**What needs to be done**.
Identify the lines in the data below that contain "dopo" and give only how many there are.

— START OF Working data —

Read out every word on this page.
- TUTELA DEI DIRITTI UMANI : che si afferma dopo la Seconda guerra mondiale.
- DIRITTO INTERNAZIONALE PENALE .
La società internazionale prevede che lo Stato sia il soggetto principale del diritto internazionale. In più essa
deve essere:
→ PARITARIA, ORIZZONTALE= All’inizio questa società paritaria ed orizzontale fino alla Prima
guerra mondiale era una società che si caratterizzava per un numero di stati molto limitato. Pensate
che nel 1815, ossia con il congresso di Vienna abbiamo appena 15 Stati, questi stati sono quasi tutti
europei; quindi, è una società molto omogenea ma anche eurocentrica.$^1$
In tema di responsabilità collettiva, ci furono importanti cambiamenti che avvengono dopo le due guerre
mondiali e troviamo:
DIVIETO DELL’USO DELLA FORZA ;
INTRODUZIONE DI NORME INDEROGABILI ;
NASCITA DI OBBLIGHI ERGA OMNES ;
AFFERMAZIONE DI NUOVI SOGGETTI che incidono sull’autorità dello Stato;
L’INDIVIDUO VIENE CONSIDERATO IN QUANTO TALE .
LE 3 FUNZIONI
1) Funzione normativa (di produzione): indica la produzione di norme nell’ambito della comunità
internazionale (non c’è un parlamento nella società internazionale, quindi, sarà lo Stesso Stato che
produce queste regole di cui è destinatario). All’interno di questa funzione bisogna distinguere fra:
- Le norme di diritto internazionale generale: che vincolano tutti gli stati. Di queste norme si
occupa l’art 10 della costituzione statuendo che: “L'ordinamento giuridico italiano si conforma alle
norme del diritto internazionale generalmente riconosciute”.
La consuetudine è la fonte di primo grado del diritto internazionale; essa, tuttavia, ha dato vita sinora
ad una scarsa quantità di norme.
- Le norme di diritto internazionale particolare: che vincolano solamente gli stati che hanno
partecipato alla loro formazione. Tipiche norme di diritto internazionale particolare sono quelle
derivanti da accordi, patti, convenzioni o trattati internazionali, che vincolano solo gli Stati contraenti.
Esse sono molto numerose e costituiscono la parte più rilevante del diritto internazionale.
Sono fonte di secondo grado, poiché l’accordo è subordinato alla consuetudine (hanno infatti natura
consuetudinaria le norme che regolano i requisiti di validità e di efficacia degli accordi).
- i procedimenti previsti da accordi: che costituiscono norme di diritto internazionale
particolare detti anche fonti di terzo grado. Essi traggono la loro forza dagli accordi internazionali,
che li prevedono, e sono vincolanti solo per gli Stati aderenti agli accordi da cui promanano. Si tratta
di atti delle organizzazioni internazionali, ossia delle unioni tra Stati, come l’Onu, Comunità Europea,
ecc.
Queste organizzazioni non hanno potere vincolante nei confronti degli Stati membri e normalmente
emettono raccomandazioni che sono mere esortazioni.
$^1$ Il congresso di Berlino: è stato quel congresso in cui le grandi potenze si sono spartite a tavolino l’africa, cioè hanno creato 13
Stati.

— END OF Working data —

**Output below**.
2